┌──

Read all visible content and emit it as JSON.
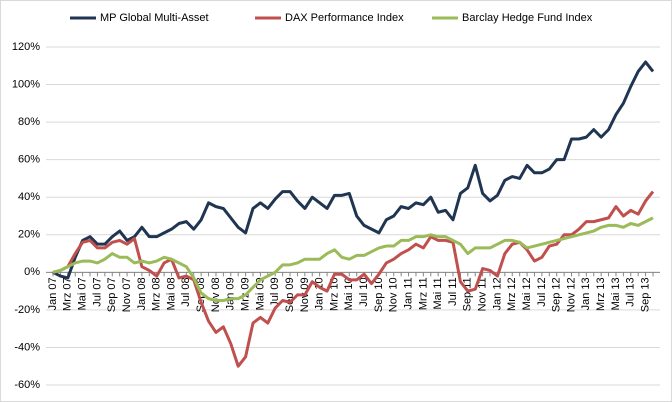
{
  "chart_data": {
    "type": "line",
    "categories": [
      "Jan 07",
      null,
      "Mrz 07",
      null,
      "Mai 07",
      null,
      "Jul 07",
      null,
      "Sep 07",
      null,
      "Nov 07",
      null,
      "Jan 08",
      null,
      "Mrz 08",
      null,
      "Mai 08",
      null,
      "Jul 08",
      null,
      "Sep 08",
      null,
      "Nov 08",
      null,
      "Jan 09",
      null,
      "Mrz 09",
      null,
      "Mai 09",
      null,
      "Jul 09",
      null,
      "Sep 09",
      null,
      "Nov 09",
      null,
      "Jan 10",
      null,
      "Mrz 10",
      null,
      "Mai 10",
      null,
      "Jul 10",
      null,
      "Sep 10",
      null,
      "Nov 10",
      null,
      "Jan 11",
      null,
      "Mrz 11",
      null,
      "Mai 11",
      null,
      "Jul 11",
      null,
      "Sep 11",
      null,
      "Nov 11",
      null,
      "Jan 12",
      null,
      "Mrz 12",
      null,
      "Mai 12",
      null,
      "Jul 12",
      null,
      "Sep 12",
      null,
      "Nov 12",
      null,
      "Jan 13",
      null,
      "Mrz 13",
      null,
      "Mai 13",
      null,
      "Jul 13",
      null,
      "Sep 13",
      null
    ],
    "series": [
      {
        "name": "MP Global Multi-Asset",
        "color": "#1f3552",
        "values": [
          0,
          -2,
          -3,
          8,
          17,
          19,
          15,
          15,
          19,
          22,
          17,
          19,
          24,
          19,
          19,
          21,
          23,
          26,
          27,
          23,
          28,
          37,
          35,
          34,
          29,
          24,
          21,
          34,
          37,
          34,
          39,
          43,
          43,
          38,
          34,
          40,
          37,
          34,
          41,
          41,
          42,
          30,
          25,
          23,
          21,
          28,
          30,
          35,
          34,
          37,
          36,
          40,
          32,
          33,
          28,
          42,
          45,
          57,
          42,
          38,
          41,
          49,
          51,
          50,
          57,
          53,
          53,
          55,
          60,
          60,
          71,
          71,
          72,
          76,
          72,
          76,
          84,
          90,
          99,
          107,
          112,
          107
        ]
      },
      {
        "name": "DAX Performance Index",
        "color": "#c0504d",
        "values": [
          0,
          1,
          3,
          10,
          16,
          17,
          13,
          13,
          16,
          17,
          15,
          18,
          3,
          1,
          -2,
          5,
          7,
          -3,
          -2,
          -4,
          -16,
          -26,
          -32,
          -29,
          -38,
          -50,
          -45,
          -27,
          -24,
          -27,
          -19,
          -15,
          -16,
          -12,
          -12,
          -5,
          -8,
          -10,
          -1,
          -1,
          -4,
          -4,
          -1,
          -6,
          -1,
          5,
          7,
          10,
          12,
          15,
          13,
          19,
          17,
          17,
          16,
          -5,
          -10,
          -9,
          2,
          1,
          -2,
          10,
          15,
          16,
          12,
          6,
          8,
          14,
          15,
          20,
          20,
          23,
          27,
          27,
          28,
          29,
          35,
          30,
          33,
          31,
          38,
          43
        ]
      },
      {
        "name": "Barclay Hedge Fund Index",
        "color": "#9bbb59",
        "values": [
          0,
          1,
          3,
          5,
          6,
          6,
          5,
          7,
          10,
          8,
          8,
          5,
          6,
          5,
          6,
          8,
          7,
          5,
          3,
          -3,
          -11,
          -14,
          -15,
          -15,
          -14,
          -14,
          -12,
          -8,
          -4,
          -2,
          0,
          4,
          4,
          5,
          7,
          7,
          7,
          10,
          12,
          8,
          7,
          9,
          9,
          11,
          13,
          14,
          14,
          17,
          17,
          19,
          19,
          20,
          19,
          19,
          17,
          15,
          10,
          13,
          13,
          13,
          15,
          17,
          17,
          16,
          13,
          14,
          15,
          16,
          17,
          18,
          19,
          20,
          21,
          22,
          24,
          25,
          25,
          24,
          26,
          25,
          27,
          29
        ]
      }
    ],
    "ylim": [
      -60,
      120
    ],
    "yticks": [
      {
        "value": -60,
        "label": "-60%"
      },
      {
        "value": -40,
        "label": "-40%"
      },
      {
        "value": -20,
        "label": "-20%"
      },
      {
        "value": 0,
        "label": "0%"
      },
      {
        "value": 20,
        "label": "20%"
      },
      {
        "value": 40,
        "label": "40%"
      },
      {
        "value": 60,
        "label": "60%"
      },
      {
        "value": 80,
        "label": "80%"
      },
      {
        "value": 100,
        "label": "100%"
      },
      {
        "value": 120,
        "label": "120%"
      }
    ],
    "grid": true,
    "legend": "top"
  }
}
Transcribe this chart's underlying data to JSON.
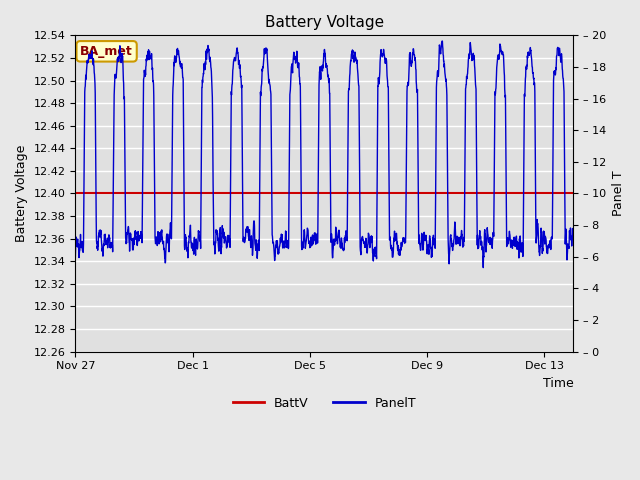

└──

Reproduce the data word for word, excluding its pictures.

Read all visible content and emit it as JSON.
{
  "chart_data": {
    "type": "line",
    "categories": [
      "Jan 07",
      null,
      "Mrz 07",
      null,
      "Mai 07",
      null,
      "Jul 07",
      null,
      "Sep 07",
      null,
      "Nov 07",
      null,
      "Jan 08",
      null,
      "Mrz 08",
      null,
      "Mai 08",
      null,
      "Jul 08",
      null,
      "Sep 08",
      null,
      "Nov 08",
      null,
      "Jan 09",
      null,
      "Mrz 09",
      null,
      "Mai 09",
      null,
      "Jul 09",
      null,
      "Sep 09",
      null,
      "Nov 09",
      null,
      "Jan 10",
      null,
      "Mrz 10",
      null,
      "Mai 10",
      null,
      "Jul 10",
      null,
      "Sep 10",
      null,
      "Nov 10",
      null,
      "Jan 11",
      null,
      "Mrz 11",
      null,
      "Mai 11",
      null,
      "Jul 11",
      null,
      "Sep 11",
      null,
      "Nov 11",
      null,
      "Jan 12",
      null,
      "Mrz 12",
      null,
      "Mai 12",
      null,
      "Jul 12",
      null,
      "Sep 12",
      null,
      "Nov 12",
      null,
      "Jan 13",
      null,
      "Mrz 13",
      null,
      "Mai 13",
      null,
      "Jul 13",
      null,
      "Sep 13",
      null
    ],
    "series": [
      {
        "name": "MP Global Multi-Asset",
        "color": "#1f3552",
        "values": [
          0,
          -2,
          -3,
          8,
          17,
          19,
          15,
          15,
          19,
          22,
          17,
          19,
          24,
          19,
          19,
          21,
          23,
          26,
          27,
          23,
          28,
          37,
          35,
          34,
          29,
          24,
          21,
          34,
          37,
          34,
          39,
          43,
          43,
          38,
          34,
          40,
          37,
          34,
          41,
          41,
          42,
          30,
          25,
          23,
          21,
          28,
          30,
          35,
          34,
          37,
          36,
          40,
          32,
          33,
          28,
          42,
          45,
          57,
          42,
          38,
          41,
          49,
          51,
          50,
          57,
          53,
          53,
          55,
          60,
          60,
          71,
          71,
          72,
          76,
          72,
          76,
          84,
          90,
          99,
          107,
          112,
          107
        ]
      },
      {
        "name": "DAX Performance Index",
        "color": "#c0504d",
        "values": [
          0,
          1,
          3,
          10,
          16,
          17,
          13,
          13,
          16,
          17,
          15,
          18,
          3,
          1,
          -2,
          5,
          7,
          -3,
          -2,
          -4,
          -16,
          -26,
          -32,
          -29,
          -38,
          -50,
          -45,
          -27,
          -24,
          -27,
          -19,
          -15,
          -16,
          -12,
          -12,
          -5,
          -8,
          -10,
          -1,
          -1,
          -4,
          -4,
          -1,
          -6,
          -1,
          5,
          7,
          10,
          12,
          15,
          13,
          19,
          17,
          17,
          16,
          -5,
          -10,
          -9,
          2,
          1,
          -2,
          10,
          15,
          16,
          12,
          6,
          8,
          14,
          15,
          20,
          20,
          23,
          27,
          27,
          28,
          29,
          35,
          30,
          33,
          31,
          38,
          43
        ]
      },
      {
        "name": "Barclay Hedge Fund Index",
        "color": "#9bbb59",
        "values": [
          0,
          1,
          3,
          5,
          6,
          6,
          5,
          7,
          10,
          8,
          8,
          5,
          6,
          5,
          6,
          8,
          7,
          5,
          3,
          -3,
          -11,
          -14,
          -15,
          -15,
          -14,
          -14,
          -12,
          -8,
          -4,
          -2,
          0,
          4,
          4,
          5,
          7,
          7,
          7,
          10,
          12,
          8,
          7,
          9,
          9,
          11,
          13,
          14,
          14,
          17,
          17,
          19,
          19,
          20,
          19,
          19,
          17,
          15,
          10,
          13,
          13,
          13,
          15,
          17,
          17,
          16,
          13,
          14,
          15,
          16,
          17,
          18,
          19,
          20,
          21,
          22,
          24,
          25,
          25,
          24,
          26,
          25,
          27,
          29
        ]
      }
    ],
    "ylim": [
      -60,
      120
    ],
    "yticks": [
      {
        "value": -60,
        "label": "-60%"
      },
      {
        "value": -40,
        "label": "-40%"
      },
      {
        "value": -20,
        "label": "-20%"
      },
      {
        "value": 0,
        "label": "0%"
      },
      {
        "value": 20,
        "label": "20%"
      },
      {
        "value": 40,
        "label": "40%"
      },
      {
        "value": 60,
        "label": "60%"
      },
      {
        "value": 80,
        "label": "80%"
      },
      {
        "value": 100,
        "label": "100%"
      },
      {
        "value": 120,
        "label": "120%"
      }
    ],
    "grid": true,
    "legend": "top"
  }
}
Transcribe this chart's underlying data to JSON.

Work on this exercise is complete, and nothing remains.